--- What to produce ---
Copy out every line that contains the word "level".

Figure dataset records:
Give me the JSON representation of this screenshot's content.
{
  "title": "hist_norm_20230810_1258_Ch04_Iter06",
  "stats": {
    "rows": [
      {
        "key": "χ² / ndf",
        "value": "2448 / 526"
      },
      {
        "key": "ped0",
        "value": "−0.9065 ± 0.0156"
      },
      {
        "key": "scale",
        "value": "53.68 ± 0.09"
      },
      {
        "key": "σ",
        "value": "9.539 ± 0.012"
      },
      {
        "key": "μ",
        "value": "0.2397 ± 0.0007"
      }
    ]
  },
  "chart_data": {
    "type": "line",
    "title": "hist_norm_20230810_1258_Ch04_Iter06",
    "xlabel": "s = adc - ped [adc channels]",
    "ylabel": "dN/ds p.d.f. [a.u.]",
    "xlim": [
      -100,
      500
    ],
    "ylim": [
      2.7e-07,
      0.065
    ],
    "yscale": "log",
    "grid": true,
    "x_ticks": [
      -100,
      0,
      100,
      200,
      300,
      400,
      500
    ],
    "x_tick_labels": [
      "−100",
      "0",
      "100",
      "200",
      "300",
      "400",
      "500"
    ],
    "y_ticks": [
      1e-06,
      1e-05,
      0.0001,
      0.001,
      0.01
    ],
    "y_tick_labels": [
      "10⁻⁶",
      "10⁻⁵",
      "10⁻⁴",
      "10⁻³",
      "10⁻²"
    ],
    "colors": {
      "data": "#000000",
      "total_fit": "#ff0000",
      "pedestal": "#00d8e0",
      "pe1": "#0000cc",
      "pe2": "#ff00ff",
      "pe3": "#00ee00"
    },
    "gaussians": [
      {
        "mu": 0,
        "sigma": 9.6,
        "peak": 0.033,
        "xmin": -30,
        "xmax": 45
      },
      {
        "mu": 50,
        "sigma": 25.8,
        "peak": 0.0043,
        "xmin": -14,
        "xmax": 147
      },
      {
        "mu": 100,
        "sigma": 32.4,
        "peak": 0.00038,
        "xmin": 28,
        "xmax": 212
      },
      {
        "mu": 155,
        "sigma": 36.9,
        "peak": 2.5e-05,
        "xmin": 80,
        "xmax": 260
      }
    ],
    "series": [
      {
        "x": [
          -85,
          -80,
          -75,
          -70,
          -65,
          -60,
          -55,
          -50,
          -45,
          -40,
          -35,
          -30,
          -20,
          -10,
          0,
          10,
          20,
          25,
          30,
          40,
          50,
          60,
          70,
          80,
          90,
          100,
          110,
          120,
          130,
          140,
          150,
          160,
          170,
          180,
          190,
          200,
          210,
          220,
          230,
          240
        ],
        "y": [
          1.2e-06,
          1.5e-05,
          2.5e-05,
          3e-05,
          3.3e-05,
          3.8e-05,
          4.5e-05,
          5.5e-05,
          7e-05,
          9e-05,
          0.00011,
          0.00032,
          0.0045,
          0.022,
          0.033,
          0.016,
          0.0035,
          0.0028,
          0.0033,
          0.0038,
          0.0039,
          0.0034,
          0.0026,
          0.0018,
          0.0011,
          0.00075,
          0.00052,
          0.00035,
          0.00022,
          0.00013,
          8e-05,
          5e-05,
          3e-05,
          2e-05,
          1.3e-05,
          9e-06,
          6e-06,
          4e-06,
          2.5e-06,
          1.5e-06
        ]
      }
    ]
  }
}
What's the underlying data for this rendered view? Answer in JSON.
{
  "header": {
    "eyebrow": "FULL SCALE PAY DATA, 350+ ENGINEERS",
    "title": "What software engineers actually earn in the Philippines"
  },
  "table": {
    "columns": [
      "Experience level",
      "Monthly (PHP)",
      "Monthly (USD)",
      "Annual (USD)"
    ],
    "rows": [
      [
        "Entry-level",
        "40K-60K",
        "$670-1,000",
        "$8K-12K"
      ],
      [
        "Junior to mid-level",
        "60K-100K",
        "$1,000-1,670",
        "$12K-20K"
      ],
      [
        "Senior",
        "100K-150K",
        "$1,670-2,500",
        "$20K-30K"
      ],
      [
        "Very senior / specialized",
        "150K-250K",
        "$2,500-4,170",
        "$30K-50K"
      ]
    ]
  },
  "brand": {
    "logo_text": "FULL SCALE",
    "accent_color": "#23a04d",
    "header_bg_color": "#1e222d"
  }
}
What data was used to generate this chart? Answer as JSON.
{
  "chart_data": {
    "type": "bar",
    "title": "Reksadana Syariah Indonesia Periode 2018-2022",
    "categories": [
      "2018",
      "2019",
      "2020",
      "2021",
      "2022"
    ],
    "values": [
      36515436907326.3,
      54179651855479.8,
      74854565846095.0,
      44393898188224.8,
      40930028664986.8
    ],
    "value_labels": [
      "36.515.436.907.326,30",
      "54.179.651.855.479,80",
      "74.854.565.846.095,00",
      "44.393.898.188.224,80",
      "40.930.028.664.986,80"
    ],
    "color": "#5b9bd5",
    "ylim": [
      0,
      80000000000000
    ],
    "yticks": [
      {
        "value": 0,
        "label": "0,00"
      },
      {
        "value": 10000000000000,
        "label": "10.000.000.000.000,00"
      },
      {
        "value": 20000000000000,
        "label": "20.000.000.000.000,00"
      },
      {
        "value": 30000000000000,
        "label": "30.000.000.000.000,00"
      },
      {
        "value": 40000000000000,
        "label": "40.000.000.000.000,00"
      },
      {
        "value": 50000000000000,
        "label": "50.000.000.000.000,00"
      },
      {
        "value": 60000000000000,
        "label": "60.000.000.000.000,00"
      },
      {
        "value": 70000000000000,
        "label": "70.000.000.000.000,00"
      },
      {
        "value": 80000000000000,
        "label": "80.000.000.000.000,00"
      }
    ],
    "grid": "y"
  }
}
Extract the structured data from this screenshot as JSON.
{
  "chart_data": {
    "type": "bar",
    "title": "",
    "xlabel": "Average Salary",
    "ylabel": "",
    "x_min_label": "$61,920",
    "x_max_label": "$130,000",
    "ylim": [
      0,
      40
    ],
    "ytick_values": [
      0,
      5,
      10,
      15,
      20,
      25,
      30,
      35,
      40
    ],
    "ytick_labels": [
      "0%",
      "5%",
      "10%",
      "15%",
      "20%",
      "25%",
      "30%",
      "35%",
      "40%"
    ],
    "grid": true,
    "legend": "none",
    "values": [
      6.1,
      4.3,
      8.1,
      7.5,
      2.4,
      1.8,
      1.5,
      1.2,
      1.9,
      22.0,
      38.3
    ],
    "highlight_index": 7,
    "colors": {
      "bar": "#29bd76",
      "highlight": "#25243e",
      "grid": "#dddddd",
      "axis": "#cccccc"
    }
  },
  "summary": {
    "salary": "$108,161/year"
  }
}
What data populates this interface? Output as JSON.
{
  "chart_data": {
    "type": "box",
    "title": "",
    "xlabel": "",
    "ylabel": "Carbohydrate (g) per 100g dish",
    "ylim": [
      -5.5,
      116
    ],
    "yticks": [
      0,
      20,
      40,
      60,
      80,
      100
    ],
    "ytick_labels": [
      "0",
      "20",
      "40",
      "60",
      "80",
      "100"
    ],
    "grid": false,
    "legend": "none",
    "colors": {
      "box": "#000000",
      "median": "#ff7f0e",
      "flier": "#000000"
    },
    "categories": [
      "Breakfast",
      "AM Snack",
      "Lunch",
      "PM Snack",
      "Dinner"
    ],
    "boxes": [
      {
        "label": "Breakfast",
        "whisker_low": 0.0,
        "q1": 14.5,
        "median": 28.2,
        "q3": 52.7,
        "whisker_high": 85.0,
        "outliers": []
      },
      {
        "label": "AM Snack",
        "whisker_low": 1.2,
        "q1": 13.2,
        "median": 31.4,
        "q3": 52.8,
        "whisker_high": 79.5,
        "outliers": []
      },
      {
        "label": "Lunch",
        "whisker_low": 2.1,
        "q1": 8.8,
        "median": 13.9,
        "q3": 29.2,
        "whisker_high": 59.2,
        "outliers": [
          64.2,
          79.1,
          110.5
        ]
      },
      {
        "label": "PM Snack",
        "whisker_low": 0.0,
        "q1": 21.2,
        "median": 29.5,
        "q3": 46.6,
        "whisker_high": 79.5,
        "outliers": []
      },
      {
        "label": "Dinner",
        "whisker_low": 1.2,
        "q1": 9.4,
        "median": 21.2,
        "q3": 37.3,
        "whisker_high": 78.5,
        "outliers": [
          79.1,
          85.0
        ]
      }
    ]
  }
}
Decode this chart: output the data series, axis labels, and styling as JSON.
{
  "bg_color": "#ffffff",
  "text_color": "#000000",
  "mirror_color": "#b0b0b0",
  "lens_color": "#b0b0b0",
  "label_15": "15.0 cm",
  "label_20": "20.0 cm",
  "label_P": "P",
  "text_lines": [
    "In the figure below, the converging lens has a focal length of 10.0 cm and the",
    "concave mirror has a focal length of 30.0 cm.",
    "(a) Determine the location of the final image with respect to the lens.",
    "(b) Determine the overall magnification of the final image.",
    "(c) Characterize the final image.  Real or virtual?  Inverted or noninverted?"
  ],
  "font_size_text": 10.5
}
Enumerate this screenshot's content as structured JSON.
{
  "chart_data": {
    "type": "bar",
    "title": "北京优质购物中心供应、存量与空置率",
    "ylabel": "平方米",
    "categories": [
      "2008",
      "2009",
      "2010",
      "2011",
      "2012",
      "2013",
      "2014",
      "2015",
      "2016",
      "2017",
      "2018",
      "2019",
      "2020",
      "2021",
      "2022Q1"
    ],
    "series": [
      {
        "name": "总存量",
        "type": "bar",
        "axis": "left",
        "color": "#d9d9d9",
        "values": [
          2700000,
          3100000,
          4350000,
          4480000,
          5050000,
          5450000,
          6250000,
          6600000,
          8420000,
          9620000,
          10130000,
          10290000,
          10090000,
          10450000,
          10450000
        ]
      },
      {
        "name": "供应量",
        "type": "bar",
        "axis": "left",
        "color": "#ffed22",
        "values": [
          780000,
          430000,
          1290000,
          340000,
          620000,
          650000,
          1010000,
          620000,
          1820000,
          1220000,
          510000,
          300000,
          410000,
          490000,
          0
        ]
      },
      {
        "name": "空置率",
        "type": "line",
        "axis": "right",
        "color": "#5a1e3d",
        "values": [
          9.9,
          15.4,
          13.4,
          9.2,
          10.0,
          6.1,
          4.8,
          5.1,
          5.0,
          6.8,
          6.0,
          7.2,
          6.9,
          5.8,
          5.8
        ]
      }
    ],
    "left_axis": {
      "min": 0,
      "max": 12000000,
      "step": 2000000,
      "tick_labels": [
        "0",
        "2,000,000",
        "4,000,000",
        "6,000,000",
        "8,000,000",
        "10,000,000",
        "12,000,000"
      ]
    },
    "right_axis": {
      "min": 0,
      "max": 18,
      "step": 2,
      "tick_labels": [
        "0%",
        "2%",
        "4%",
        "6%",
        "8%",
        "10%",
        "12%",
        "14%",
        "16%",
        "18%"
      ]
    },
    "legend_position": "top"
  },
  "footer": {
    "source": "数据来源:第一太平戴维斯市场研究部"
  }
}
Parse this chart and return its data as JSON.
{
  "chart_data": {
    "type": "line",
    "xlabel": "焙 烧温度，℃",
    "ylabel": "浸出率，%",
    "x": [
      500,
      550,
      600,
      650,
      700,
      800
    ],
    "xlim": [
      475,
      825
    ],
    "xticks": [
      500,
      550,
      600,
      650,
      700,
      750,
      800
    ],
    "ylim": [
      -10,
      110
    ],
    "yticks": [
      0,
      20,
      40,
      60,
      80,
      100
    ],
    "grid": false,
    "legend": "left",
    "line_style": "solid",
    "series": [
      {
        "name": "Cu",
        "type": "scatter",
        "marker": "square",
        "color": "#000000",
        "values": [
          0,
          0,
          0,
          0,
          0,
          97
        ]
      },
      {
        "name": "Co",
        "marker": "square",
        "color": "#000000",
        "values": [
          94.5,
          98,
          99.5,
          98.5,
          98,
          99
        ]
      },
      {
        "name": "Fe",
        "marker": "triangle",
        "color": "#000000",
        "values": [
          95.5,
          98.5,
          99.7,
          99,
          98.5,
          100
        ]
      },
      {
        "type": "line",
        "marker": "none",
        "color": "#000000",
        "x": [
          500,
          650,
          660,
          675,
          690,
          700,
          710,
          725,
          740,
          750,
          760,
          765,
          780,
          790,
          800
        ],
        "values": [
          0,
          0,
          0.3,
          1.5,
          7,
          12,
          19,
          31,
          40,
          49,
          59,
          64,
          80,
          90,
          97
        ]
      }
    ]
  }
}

--- Solution ---
      "Experience level",
        "Entry-level",
        "Junior to mid-level",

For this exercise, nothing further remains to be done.